What is expected
Output every record word for word.

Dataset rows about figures
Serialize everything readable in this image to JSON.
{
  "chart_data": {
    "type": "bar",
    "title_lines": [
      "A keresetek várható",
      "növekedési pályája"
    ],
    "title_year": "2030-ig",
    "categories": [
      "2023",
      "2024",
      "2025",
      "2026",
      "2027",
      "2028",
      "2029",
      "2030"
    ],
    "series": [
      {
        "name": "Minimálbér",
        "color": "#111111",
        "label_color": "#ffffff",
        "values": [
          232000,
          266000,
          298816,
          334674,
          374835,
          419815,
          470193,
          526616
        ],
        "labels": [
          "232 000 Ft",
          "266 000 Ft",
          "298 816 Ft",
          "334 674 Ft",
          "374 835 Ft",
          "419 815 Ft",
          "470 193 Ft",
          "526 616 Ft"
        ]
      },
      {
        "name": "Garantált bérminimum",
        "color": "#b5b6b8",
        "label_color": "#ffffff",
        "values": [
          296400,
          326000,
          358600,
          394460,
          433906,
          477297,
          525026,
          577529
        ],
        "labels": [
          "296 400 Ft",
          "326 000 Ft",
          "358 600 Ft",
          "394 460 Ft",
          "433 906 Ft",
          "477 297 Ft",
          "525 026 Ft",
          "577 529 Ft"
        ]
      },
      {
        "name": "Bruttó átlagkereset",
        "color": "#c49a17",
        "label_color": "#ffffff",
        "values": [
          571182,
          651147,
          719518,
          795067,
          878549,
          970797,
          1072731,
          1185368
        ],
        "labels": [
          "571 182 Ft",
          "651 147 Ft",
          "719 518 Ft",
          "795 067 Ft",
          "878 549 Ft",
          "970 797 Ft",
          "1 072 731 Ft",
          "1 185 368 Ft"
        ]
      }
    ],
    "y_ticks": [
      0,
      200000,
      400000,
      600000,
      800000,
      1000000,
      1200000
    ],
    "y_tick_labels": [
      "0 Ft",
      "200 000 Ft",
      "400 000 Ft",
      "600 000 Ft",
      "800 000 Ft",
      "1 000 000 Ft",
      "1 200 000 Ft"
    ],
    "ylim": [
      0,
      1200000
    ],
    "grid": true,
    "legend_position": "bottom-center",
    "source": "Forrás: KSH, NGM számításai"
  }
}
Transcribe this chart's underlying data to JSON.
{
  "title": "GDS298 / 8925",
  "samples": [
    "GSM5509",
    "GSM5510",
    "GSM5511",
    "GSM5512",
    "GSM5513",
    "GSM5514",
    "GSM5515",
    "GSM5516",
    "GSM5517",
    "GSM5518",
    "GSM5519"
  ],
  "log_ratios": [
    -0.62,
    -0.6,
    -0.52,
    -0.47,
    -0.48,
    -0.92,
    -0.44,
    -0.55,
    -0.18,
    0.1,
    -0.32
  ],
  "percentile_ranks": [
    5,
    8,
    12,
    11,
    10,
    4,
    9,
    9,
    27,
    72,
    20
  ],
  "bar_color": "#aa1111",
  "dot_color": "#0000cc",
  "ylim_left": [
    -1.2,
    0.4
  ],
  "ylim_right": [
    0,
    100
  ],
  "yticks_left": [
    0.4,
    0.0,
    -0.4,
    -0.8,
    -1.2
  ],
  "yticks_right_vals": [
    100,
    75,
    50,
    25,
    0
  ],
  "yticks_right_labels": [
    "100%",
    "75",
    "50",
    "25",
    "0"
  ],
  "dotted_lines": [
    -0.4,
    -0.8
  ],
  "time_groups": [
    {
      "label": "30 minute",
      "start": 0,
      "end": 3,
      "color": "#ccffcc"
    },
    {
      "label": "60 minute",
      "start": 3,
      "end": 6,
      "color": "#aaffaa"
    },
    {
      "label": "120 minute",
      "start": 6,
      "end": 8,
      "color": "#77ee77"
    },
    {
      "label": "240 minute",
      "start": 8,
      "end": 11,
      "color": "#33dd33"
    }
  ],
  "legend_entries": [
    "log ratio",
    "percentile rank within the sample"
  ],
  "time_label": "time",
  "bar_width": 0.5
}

Exercise result
Serialize everything readable in this image to JSON.
{
  "chart_data": {
    "type": "bar",
    "title_lines": [
      "A keresetek várható",
      "növekedési pályája"
    ],
    "title_year": "2030-ig",
    "categories": [
      "2023",
      "2024",
      "2025",
      "2026",
      "2027",
      "2028",
      "2029",
      "2030"
    ],
    "series": [
      {
        "name": "Minimálbér",
        "color": "#111111",
        "label_color": "#ffffff",
        "values": [
          232000,
          266000,
          298816,
          334674,
          374835,
          419815,
          470193,
          526616
        ],
        "labels": [
          "232 000 Ft",
          "266 000 Ft",
          "298 816 Ft",
          "334 674 Ft",
          "374 835 Ft",
          "419 815 Ft",
          "470 193 Ft",
          "526 616 Ft"
        ]
      },
      {
        "name": "Garantált bérminimum",
        "color": "#b5b6b8",
        "label_color": "#ffffff",
        "values": [
          296400,
          326000,
          358600,
          394460,
          433906,
          477297,
          525026,
          577529
        ],
        "labels": [
          "296 400 Ft",
          "326 000 Ft",
          "358 600 Ft",
          "394 460 Ft",
          "433 906 Ft",
          "477 297 Ft",
          "525 026 Ft",
          "577 529 Ft"
        ]
      },
      {
        "name": "Bruttó átlagkereset",
        "color": "#c49a17",
        "label_color": "#ffffff",
        "values": [
          571182,
          651147,
          719518,
          795067,
          878549,
          970797,
          1072731,
          1185368
        ],
        "labels": [
          "571 182 Ft",
          "651 147 Ft",
          "719 518 Ft",
          "795 067 Ft",
          "878 549 Ft",
          "970 797 Ft",
          "1 072 731 Ft",
          "1 185 368 Ft"
        ]
      }
    ],
    "y_ticks": [
      0,
      200000,
      400000,
      600000,
      800000,
      1000000,
      1200000
    ],
    "y_tick_labels": [
      "0 Ft",
      "200 000 Ft",
      "400 000 Ft",
      "600 000 Ft",
      "800 000 Ft",
      "1 000 000 Ft",
      "1 200 000 Ft"
    ],
    "ylim": [
      0,
      1200000
    ],
    "grid": true,
    "legend_position": "bottom-center",
    "source": "Forrás: KSH, NGM számításai"
  }
}
Transcribe this chart's underlying data to JSON.
{
  "title": "GDS298 / 8925",
  "samples": [
    "GSM5509",
    "GSM5510",
    "GSM5511",
    "GSM5512",
    "GSM5513",
    "GSM5514",
    "GSM5515",
    "GSM5516",
    "GSM5517",
    "GSM5518",
    "GSM5519"
  ],
  "log_ratios": [
    -0.62,
    -0.6,
    -0.52,
    -0.47,
    -0.48,
    -0.92,
    -0.44,
    -0.55,
    -0.18,
    0.1,
    -0.32
  ],
  "percentile_ranks": [
    5,
    8,
    12,
    11,
    10,
    4,
    9,
    9,
    27,
    72,
    20
  ],
  "bar_color": "#aa1111",
  "dot_color": "#0000cc",
  "ylim_left": [
    -1.2,
    0.4
  ],
  "ylim_right": [
    0,
    100
  ],
  "yticks_left": [
    0.4,
    0.0,
    -0.4,
    -0.8,
    -1.2
  ],
  "yticks_right_vals": [
    100,
    75,
    50,
    25,
    0
  ],
  "yticks_right_labels": [
    "100%",
    "75",
    "50",
    "25",
    "0"
  ],
  "dotted_lines": [
    -0.4,
    -0.8
  ],
  "time_groups": [
    {
      "label": "30 minute",
      "start": 0,
      "end": 3,
      "color": "#ccffcc"
    },
    {
      "label": "60 minute",
      "start": 3,
      "end": 6,
      "color": "#aaffaa"
    },
    {
      "label": "120 minute",
      "start": 6,
      "end": 8,
      "color": "#77ee77"
    },
    {
      "label": "240 minute",
      "start": 8,
      "end": 11,
      "color": "#33dd33"
    }
  ],
  "legend_entries": [
    "log ratio",
    "percentile rank within the sample"
  ],
  "time_label": "time",
  "bar_width": 0.5
}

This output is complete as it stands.